→ DIRECTIONS FOR THIS TASK:
Return every line of the data that contains the string "inhibitie".

→ AVAILABLE DATA:
######

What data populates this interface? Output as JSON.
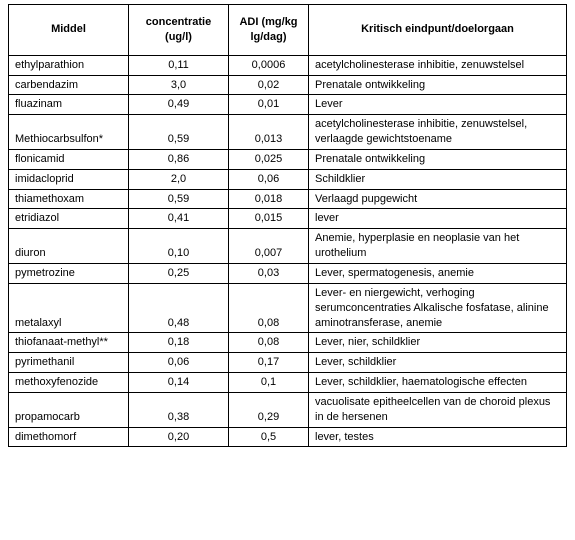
{
  "table": {
    "headers": {
      "middel": "Middel",
      "concentratie": "concentratie (ug/l)",
      "adi": "ADI (mg/kg lg/dag)",
      "kritisch": "Kritisch eindpunt/doelorgaan"
    },
    "rows": [
      {
        "middel": "ethylparathion",
        "conc": "0,11",
        "adi": "0,0006",
        "crit": "acetylcholinesterase inhibitie, zenuwstelsel"
      },
      {
        "middel": "carbendazim",
        "conc": "3,0",
        "adi": "0,02",
        "crit": "Prenatale ontwikkeling"
      },
      {
        "middel": "fluazinam",
        "conc": "0,49",
        "adi": "0,01",
        "crit": "Lever"
      },
      {
        "middel": "Methiocarbsulfon*",
        "conc": "0,59",
        "adi": "0,013",
        "crit": "acetylcholinesterase inhibitie, zenuwstelsel, verlaagde gewichtstoename"
      },
      {
        "middel": "flonicamid",
        "conc": "0,86",
        "adi": "0,025",
        "crit": "Prenatale ontwikkeling"
      },
      {
        "middel": "imidacloprid",
        "conc": "2,0",
        "adi": "0,06",
        "crit": "Schildklier"
      },
      {
        "middel": "thiamethoxam",
        "conc": "0,59",
        "adi": "0,018",
        "crit": "Verlaagd pupgewicht"
      },
      {
        "middel": "etridiazol",
        "conc": "0,41",
        "adi": "0,015",
        "crit": "lever"
      },
      {
        "middel": "diuron",
        "conc": "0,10",
        "adi": "0,007",
        "crit": "Anemie, hyperplasie en neoplasie van het urothelium"
      },
      {
        "middel": "pymetrozine",
        "conc": "0,25",
        "adi": "0,03",
        "crit": "Lever, spermatogenesis, anemie"
      },
      {
        "middel": "metalaxyl",
        "conc": "0,48",
        "adi": "0,08",
        "crit": "Lever- en niergewicht, verhoging serumconcentraties Alkalische fosfatase, alinine aminotransferase, anemie"
      },
      {
        "middel": "thiofanaat-methyl**",
        "conc": "0,18",
        "adi": "0,08",
        "crit": "Lever, nier, schildklier"
      },
      {
        "middel": "pyrimethanil",
        "conc": "0,06",
        "adi": "0,17",
        "crit": "Lever, schildklier"
      },
      {
        "middel": "methoxyfenozide",
        "conc": "0,14",
        "adi": "0,1",
        "crit": "Lever, schildklier, haematologische effecten"
      },
      {
        "middel": "propamocarb",
        "conc": "0,38",
        "adi": "0,29",
        "crit": "vacuolisate epitheelcellen van de choroid plexus in de hersenen"
      },
      {
        "middel": "dimethomorf",
        "conc": "0,20",
        "adi": "0,5",
        "crit": "lever, testes"
      }
    ]
  }
}
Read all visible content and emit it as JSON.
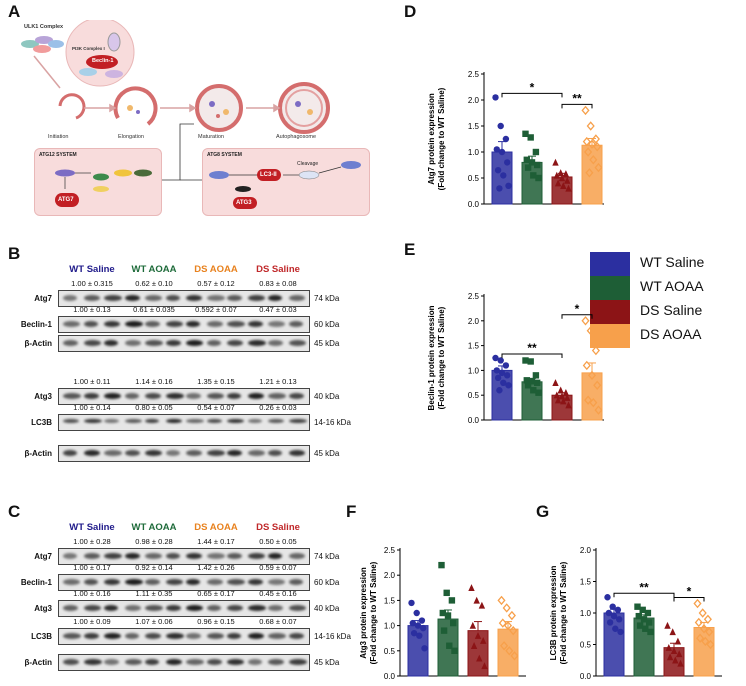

######

→ SOLUTION TO THE EXERCISE:
        "crit": "acetylcholinesterase inhibitie, zenuwstelsel"
        "crit": "acetylcholinesterase inhibitie, zenuwstelsel, verlaagde gewichtstoename"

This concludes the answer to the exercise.